* Document text:
+++

= Wang Zongbi =

Shu general (died 925)

Wang Zongbi (王宗弼) (died 28 December 925) was a Chinese military general and politician of the Former Shu dynasty during the Five Dynasties and Ten Kingdoms period.

Born as Wei Hongfu (魏弘夫), he was a military commander and adoptive son of the founding emperor of the Former Shu kingdom, Wang Jian. He was also known as Gu Chen (顧琛) during the time he served under Gu Yanhui around 895. Wang Zongbi continued his rise in power during the reign of Wang Jian's son Wang Zongyan, first as Prince of Julu and then as Prince of Qi. In 925, after Former Shu suffered a number of key defeats at the hands of an invading Later Tang army, Wang Zongbi forced Wang Yan to surrender, hoping that would allow him to retain power in the Xichuan region (西川, i.e., the region around the Former Shu capital Chengdu). However, the deputy commander of the Later Tang army, Guo Chongtao, viewed Wang Zongbi as untrustworthy and put him to death.

== Early life==
Wang Zongbi was born Wei Hongfu (魏弘夫). It is not known when Wei Hongfu was born, but it is known that he was from Xu Prefecture (許州) in modern Xuchang, Henan.

At some point he was adopted by Wang Jian – who adopted many officers serving under him as sons – and had his name changed to Wang Zongbi. This was before 887, when Wang Jian ruled Lang Prefecture (閬州, in modern Nanchong, Sichuan) as its self-proclaimed prefect. In 887, Wang Jian decided to answer the summons of his own adoptive father, the eunuch general Tian Lingzi, to serve under Tian's brother Chen Jingxuan, who was the military governor of Xichuan Circuit (西川, headquartered in modern Chengdu, Sichuan). As a result, Wang Jian left most of his family with his ally Gu Yanlang, the military governor of Dongchuan Circuit (東川, headquartered in modern Mianyang, Sichuan). He headed toward Xichuan's capital Chengdu with nephew Wang Zonghui (王宗鐬) and adoptive sons Wang Zongbi, Wang Zongyao (王宗瑤), Wang Zongkan (王宗侃), Wang Zongji, and Wang Zongbian (王宗弁).

+++

Rows from a dataset:

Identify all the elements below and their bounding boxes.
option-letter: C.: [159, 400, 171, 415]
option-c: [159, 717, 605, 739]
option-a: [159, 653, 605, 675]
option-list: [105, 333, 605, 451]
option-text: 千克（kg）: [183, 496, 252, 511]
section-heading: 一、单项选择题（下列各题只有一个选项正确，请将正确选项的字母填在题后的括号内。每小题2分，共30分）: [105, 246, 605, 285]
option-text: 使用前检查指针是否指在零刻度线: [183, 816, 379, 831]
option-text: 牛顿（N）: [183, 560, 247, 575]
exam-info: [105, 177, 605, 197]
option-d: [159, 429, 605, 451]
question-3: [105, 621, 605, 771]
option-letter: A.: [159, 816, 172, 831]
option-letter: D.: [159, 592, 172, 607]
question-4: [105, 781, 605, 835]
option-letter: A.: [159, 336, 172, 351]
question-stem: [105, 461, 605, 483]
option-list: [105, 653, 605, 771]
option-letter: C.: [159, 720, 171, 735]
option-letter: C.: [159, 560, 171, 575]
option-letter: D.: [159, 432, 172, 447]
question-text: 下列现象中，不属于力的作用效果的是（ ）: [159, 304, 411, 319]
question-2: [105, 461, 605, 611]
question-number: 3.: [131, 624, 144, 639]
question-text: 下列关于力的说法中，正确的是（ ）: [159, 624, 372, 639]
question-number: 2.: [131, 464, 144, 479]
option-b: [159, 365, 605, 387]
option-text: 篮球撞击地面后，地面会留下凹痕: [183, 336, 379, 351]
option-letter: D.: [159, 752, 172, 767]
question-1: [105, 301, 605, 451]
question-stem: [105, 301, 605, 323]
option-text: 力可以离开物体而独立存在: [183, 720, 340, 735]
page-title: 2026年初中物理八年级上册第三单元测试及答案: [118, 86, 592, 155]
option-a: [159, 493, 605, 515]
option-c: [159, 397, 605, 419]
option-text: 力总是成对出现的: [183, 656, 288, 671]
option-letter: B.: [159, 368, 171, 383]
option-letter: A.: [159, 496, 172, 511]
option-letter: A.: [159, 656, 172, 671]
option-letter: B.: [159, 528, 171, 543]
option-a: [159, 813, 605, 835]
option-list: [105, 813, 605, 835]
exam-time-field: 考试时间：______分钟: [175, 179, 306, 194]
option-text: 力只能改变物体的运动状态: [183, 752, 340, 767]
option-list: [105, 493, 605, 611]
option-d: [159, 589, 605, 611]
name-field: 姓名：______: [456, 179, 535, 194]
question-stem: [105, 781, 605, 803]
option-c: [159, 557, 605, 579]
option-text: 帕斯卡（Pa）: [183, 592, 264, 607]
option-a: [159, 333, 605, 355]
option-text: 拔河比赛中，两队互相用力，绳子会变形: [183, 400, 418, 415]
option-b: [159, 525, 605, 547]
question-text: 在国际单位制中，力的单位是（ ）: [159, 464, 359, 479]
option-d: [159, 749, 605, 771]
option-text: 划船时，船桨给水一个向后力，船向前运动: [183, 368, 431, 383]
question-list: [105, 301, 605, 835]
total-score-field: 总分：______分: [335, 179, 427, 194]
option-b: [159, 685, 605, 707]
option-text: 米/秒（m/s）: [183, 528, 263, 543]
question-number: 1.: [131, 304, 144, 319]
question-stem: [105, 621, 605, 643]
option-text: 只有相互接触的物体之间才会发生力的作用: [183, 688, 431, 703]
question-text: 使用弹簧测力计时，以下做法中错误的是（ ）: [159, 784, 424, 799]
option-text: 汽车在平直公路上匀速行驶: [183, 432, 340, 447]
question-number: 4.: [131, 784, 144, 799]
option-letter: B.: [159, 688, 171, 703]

+++

* Exercise goal: From the Wang Zongbi article, update the part that opens with the words "At some point" and closes with "Wang Zongbian (王宗弁).", changing "eunuch general" to "palace eunuch". These listing rows were taken from a separate source.

* Answer to the task:
At some point he was adopted by Wang Jian – who adopted many officers serving under him as sons – and had his name changed to Wang Zongbi. This was before 887, when Wang Jian ruled Lang Prefecture (閬州, in modern Nanchong, Sichuan) as its self-proclaimed prefect. In 887, Wang Jian decided to answer the summons of his own adoptive father, the palace eunuch Tian Lingzi, to serve under Tian's brother Chen Jingxuan, who was the military governor of Xichuan Circuit (西川, headquartered in modern Chengdu, Sichuan). As a result, Wang Jian left most of his family with his ally Gu Yanlang, the military governor of Dongchuan Circuit (東川, headquartered in modern Mianyang, Sichuan). He headed toward Xichuan's capital Chengdu with nephew Wang Zonghui (王宗鐬) and adoptive sons Wang Zongbi, Wang Zongyao (王宗瑤), Wang Zongkan (王宗侃), Wang Zongji, and Wang Zongbian (王宗弁).